## start

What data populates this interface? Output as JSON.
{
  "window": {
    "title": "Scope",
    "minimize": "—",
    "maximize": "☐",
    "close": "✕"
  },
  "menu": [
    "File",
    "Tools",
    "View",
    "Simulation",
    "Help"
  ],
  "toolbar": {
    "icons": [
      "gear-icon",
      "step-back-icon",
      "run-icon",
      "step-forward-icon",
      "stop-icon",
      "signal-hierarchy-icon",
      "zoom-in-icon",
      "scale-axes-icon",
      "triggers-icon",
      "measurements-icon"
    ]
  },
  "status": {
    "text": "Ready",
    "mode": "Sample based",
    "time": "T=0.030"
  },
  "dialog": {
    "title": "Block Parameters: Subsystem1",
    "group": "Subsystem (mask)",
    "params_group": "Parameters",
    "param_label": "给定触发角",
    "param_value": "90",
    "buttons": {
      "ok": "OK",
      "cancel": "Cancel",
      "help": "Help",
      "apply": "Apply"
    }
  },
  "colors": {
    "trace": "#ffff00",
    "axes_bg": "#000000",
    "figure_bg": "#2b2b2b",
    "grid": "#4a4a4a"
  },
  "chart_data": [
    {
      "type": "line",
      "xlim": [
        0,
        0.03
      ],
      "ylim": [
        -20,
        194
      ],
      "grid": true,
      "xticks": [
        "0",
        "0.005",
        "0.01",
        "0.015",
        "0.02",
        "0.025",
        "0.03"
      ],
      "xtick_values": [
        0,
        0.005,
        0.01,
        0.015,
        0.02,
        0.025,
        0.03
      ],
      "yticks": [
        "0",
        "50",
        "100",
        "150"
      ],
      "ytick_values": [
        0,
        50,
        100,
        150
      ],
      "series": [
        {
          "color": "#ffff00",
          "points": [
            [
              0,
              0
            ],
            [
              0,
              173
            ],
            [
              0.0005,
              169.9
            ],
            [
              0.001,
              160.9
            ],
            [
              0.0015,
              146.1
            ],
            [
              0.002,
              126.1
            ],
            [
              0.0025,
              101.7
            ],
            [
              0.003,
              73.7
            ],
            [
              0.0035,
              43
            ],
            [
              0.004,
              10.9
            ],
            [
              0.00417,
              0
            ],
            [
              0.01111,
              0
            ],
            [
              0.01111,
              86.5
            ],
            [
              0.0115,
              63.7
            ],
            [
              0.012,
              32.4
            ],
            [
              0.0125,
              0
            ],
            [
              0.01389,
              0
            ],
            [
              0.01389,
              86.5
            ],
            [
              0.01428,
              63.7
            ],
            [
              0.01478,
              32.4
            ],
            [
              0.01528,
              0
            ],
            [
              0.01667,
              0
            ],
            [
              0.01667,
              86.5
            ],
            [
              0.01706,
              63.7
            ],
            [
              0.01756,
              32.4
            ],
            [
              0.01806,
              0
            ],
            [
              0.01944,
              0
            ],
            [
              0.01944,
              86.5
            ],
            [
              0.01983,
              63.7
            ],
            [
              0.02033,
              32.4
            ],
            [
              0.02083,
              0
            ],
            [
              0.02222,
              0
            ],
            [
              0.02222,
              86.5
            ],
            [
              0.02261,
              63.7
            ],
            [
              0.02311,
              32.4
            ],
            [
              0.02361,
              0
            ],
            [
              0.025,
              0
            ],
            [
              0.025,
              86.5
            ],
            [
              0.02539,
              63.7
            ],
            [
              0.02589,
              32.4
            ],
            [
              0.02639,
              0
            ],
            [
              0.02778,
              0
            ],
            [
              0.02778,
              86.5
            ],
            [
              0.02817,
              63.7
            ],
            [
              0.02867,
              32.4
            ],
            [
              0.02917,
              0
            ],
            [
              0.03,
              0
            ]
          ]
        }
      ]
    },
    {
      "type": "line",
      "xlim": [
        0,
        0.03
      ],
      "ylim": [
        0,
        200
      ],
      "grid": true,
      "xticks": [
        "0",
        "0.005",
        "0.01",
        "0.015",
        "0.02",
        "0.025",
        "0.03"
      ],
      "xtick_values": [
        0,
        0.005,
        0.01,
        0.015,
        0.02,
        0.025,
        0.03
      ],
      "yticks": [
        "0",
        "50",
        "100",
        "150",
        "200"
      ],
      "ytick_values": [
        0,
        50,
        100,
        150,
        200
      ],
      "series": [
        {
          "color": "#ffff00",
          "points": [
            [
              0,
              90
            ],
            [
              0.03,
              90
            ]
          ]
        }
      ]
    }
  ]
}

## end

### Directions for this task
Copy out each record from above, exactly.

### Answer to this exercise
What data populates this interface? Output as JSON.
{
  "window": {
    "title": "Scope",
    "minimize": "—",
    "maximize": "☐",
    "close": "✕"
  },
  "menu": [
    "File",
    "Tools",
    "View",
    "Simulation",
    "Help"
  ],
  "toolbar": {
    "icons": [
      "gear-icon",
      "step-back-icon",
      "run-icon",
      "step-forward-icon",
      "stop-icon",
      "signal-hierarchy-icon",
      "zoom-in-icon",
      "scale-axes-icon",
      "triggers-icon",
      "measurements-icon"
    ]
  },
  "status": {
    "text": "Ready",
    "mode": "Sample based",
    "time": "T=0.030"
  },
  "dialog": {
    "title": "Block Parameters: Subsystem1",
    "group": "Subsystem (mask)",
    "params_group": "Parameters",
    "param_label": "给定触发角",
    "param_value": "90",
    "buttons": {
      "ok": "OK",
      "cancel": "Cancel",
      "help": "Help",
      "apply": "Apply"
    }
  },
  "colors": {
    "trace": "#ffff00",
    "axes_bg": "#000000",
    "figure_bg": "#2b2b2b",
    "grid": "#4a4a4a"
  },
  "chart_data": [
    {
      "type": "line",
      "xlim": [
        0,
        0.03
      ],
      "ylim": [
        -20,
        194
      ],
      "grid": true,
      "xticks": [
        "0",
        "0.005",
        "0.01",
        "0.015",
        "0.02",
        "0.025",
        "0.03"
      ],
      "xtick_values": [
        0,
        0.005,
        0.01,
        0.015,
        0.02,
        0.025,
        0.03
      ],
      "yticks": [
        "0",
        "50",
        "100",
        "150"
      ],
      "ytick_values": [
        0,
        50,
        100,
        150
      ],
      "series": [
        {
          "color": "#ffff00",
          "points": [
            [
              0,
              0
            ],
            [
              0,
              173
            ],
            [
              0.0005,
              169.9
            ],
            [
              0.001,
              160.9
            ],
            [
              0.0015,
              146.1
            ],
            [
              0.002,
              126.1
            ],
            [
              0.0025,
              101.7
            ],
            [
              0.003,
              73.7
            ],
            [
              0.0035,
              43
            ],
            [
              0.004,
              10.9
            ],
            [
              0.00417,
              0
            ],
            [
              0.01111,
              0
            ],
            [
              0.01111,
              86.5
            ],
            [
              0.0115,
              63.7
            ],
            [
              0.012,
              32.4
            ],
            [
              0.0125,
              0
            ],
            [
              0.01389,
              0
            ],
            [
              0.01389,
              86.5
            ],
            [
              0.01428,
              63.7
            ],
            [
              0.01478,
              32.4
            ],
            [
              0.01528,
              0
            ],
            [
              0.01667,
              0
            ],
            [
              0.01667,
              86.5
            ],
            [
              0.01706,
              63.7
            ],
            [
              0.01756,
              32.4
            ],
            [
              0.01806,
              0
            ],
            [
              0.01944,
              0
            ],
            [
              0.01944,
              86.5
            ],
            [
              0.01983,
              63.7
            ],
            [
              0.02033,
              32.4
            ],
            [
              0.02083,
              0
            ],
            [
              0.02222,
              0
            ],
            [
              0.02222,
              86.5
            ],
            [
              0.02261,
              63.7
            ],
            [
              0.02311,
              32.4
            ],
            [
              0.02361,
              0
            ],
            [
              0.025,
              0
            ],
            [
              0.025,
              86.5
            ],
            [
              0.02539,
              63.7
            ],
            [
              0.02589,
              32.4
            ],
            [
              0.02639,
              0
            ],
            [
              0.02778,
              0
            ],
            [
              0.02778,
              86.5
            ],
            [
              0.02817,
              63.7
            ],
            [
              0.02867,
              32.4
            ],
            [
              0.02917,
              0
            ],
            [
              0.03,
              0
            ]
          ]
        }
      ]
    },
    {
      "type": "line",
      "xlim": [
        0,
        0.03
      ],
      "ylim": [
        0,
        200
      ],
      "grid": true,
      "xticks": [
        "0",
        "0.005",
        "0.01",
        "0.015",
        "0.02",
        "0.025",
        "0.03"
      ],
      "xtick_values": [
        0,
        0.005,
        0.01,
        0.015,
        0.02,
        0.025,
        0.03
      ],
      "yticks": [
        "0",
        "50",
        "100",
        "150",
        "200"
      ],
      "ytick_values": [
        0,
        50,
        100,
        150,
        200
      ],
      "series": [
        {
          "color": "#ffff00",
          "points": [
            [
              0,
              90
            ],
            [
              0.03,
              90
            ]
          ]
        }
      ]
    }
  ]
}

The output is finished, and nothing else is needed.